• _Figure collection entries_
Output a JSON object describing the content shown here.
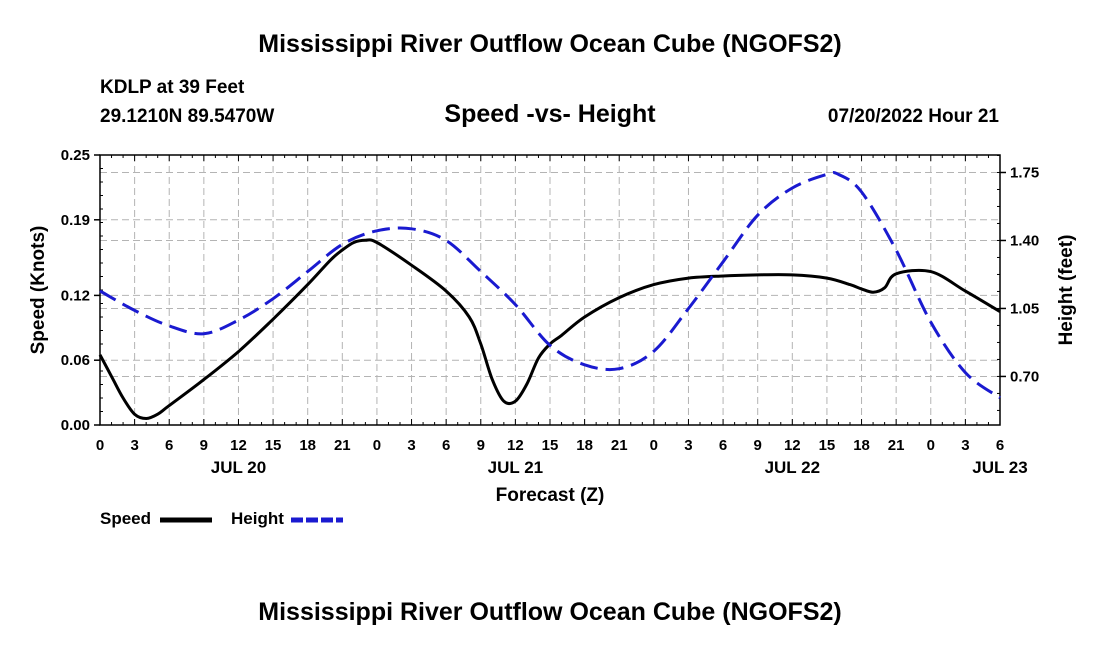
{
  "header": {
    "title": "Mississippi River Outflow Ocean Cube (NGOFS2)",
    "footer_title": "Mississippi River Outflow Ocean Cube (NGOFS2)",
    "station": "KDLP at 39 Feet",
    "coordinates": "29.1210N  89.5470W",
    "subtitle": "Speed -vs- Height",
    "datetime": "07/20/2022 Hour 21"
  },
  "legend": {
    "speed_label": "Speed",
    "height_label": "Height"
  },
  "colors": {
    "speed": "#000000",
    "height": "#1a1ad0",
    "grid": "#b4b4b4"
  },
  "chart_data": {
    "type": "line",
    "xlabel": "Forecast (Z)",
    "ylabel_left": "Speed (Knots)",
    "ylabel_right": "Height (feet)",
    "x_unit": "hours since JUL 20 00Z",
    "xlim": [
      0,
      78
    ],
    "ylim_left": [
      0,
      0.25
    ],
    "ylim_right": [
      0.45,
      1.84
    ],
    "left_ticks": [
      "0.00",
      "0.06",
      "0.12",
      "0.19",
      "0.25"
    ],
    "right_ticks": [
      "0.70",
      "1.05",
      "1.40",
      "1.75"
    ],
    "x_tick_labels": [
      "0",
      "3",
      "6",
      "9",
      "12",
      "15",
      "18",
      "21",
      "0",
      "3",
      "6",
      "9",
      "12",
      "15",
      "18",
      "21",
      "0",
      "3",
      "6",
      "9",
      "12",
      "15",
      "18",
      "21",
      "0",
      "3",
      "6"
    ],
    "day_labels": [
      {
        "hour": 12,
        "label": "JUL 20"
      },
      {
        "hour": 36,
        "label": "JUL 21"
      },
      {
        "hour": 60,
        "label": "JUL 22"
      },
      {
        "hour": 78,
        "label": "JUL 23"
      }
    ],
    "grid": true,
    "series": [
      {
        "name": "Speed",
        "axis": "left",
        "style": "solid",
        "x": [
          0,
          1,
          2,
          3,
          4,
          5,
          6,
          9,
          12,
          15,
          18,
          20,
          21,
          22,
          23,
          24,
          27,
          30,
          32,
          33,
          34,
          35,
          36,
          37,
          38,
          39,
          40,
          42,
          45,
          48,
          51,
          54,
          57,
          60,
          63,
          65,
          66,
          67,
          68,
          69,
          72,
          75,
          78
        ],
        "y": [
          0.065,
          0.045,
          0.025,
          0.01,
          0.006,
          0.01,
          0.018,
          0.042,
          0.068,
          0.098,
          0.13,
          0.153,
          0.162,
          0.169,
          0.171,
          0.169,
          0.148,
          0.124,
          0.1,
          0.075,
          0.042,
          0.022,
          0.022,
          0.038,
          0.062,
          0.075,
          0.083,
          0.1,
          0.118,
          0.13,
          0.136,
          0.138,
          0.139,
          0.139,
          0.136,
          0.13,
          0.126,
          0.123,
          0.127,
          0.14,
          0.142,
          0.124,
          0.105
        ]
      },
      {
        "name": "Height",
        "axis": "right",
        "style": "dashed",
        "x": [
          0,
          3,
          6,
          9,
          12,
          15,
          18,
          21,
          24,
          27,
          30,
          33,
          36,
          39,
          42,
          45,
          48,
          51,
          54,
          57,
          60,
          63,
          64,
          66,
          69,
          72,
          75,
          78
        ],
        "y": [
          1.14,
          1.04,
          0.96,
          0.92,
          0.99,
          1.1,
          1.24,
          1.38,
          1.45,
          1.46,
          1.4,
          1.24,
          1.07,
          0.86,
          0.76,
          0.74,
          0.83,
          1.05,
          1.29,
          1.53,
          1.67,
          1.74,
          1.74,
          1.65,
          1.35,
          0.98,
          0.72,
          0.59
        ]
      }
    ]
  }
}
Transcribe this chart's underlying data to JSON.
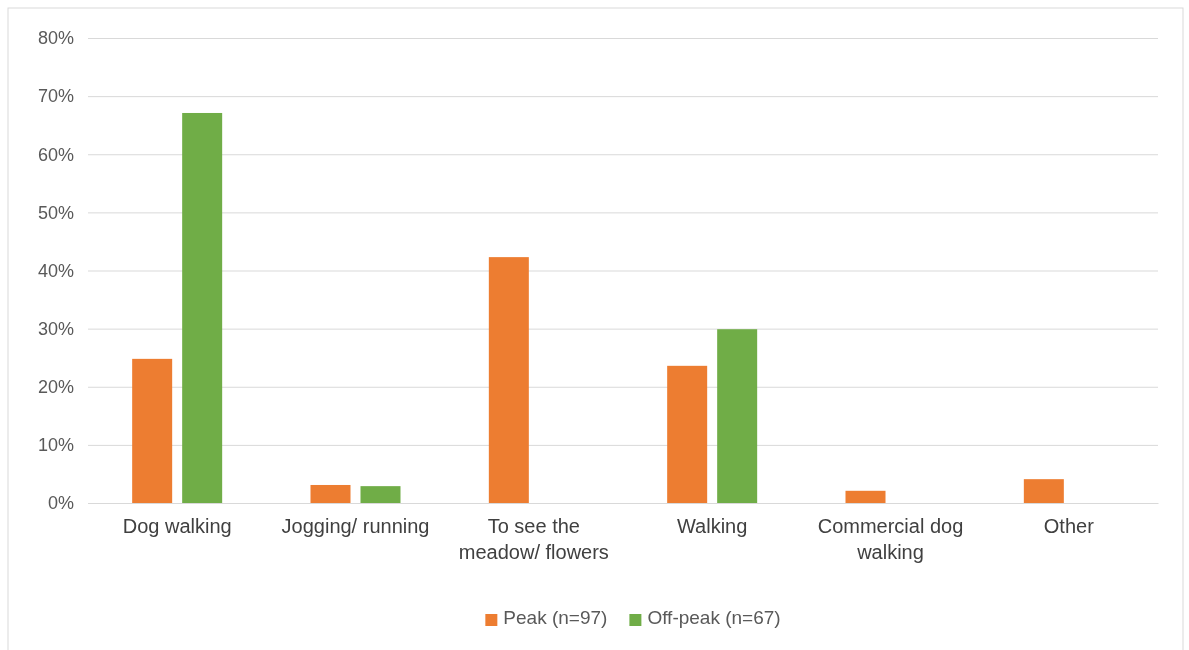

• _SET EXERCISE_
Search the data for "Cube" and list every line in which it occurs.

• _RESPONSE BELOW_
    "title": "Mississippi River Outflow Ocean Cube (NGOFS2)",
    "footer_title": "Mississippi River Outflow Ocean Cube (NGOFS2)",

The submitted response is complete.